#### [GOAL OF THE EXERCISE]
Within the data that follows, how many lines carry the string "Table"? Give the number alone.

Extracted data entries
>>>

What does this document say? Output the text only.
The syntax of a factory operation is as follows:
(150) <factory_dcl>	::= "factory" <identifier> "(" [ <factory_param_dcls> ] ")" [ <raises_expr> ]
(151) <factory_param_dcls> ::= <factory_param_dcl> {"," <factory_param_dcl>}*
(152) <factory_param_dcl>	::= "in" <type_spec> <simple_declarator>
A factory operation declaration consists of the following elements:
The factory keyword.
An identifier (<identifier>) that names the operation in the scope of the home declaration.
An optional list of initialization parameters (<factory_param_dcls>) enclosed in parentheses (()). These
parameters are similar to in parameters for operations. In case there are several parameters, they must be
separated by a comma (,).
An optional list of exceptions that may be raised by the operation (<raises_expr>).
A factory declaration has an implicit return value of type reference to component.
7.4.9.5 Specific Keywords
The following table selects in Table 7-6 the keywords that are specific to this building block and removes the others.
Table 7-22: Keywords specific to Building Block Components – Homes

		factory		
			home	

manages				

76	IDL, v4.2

<<<

#### [FINISHED EXERCISE]
2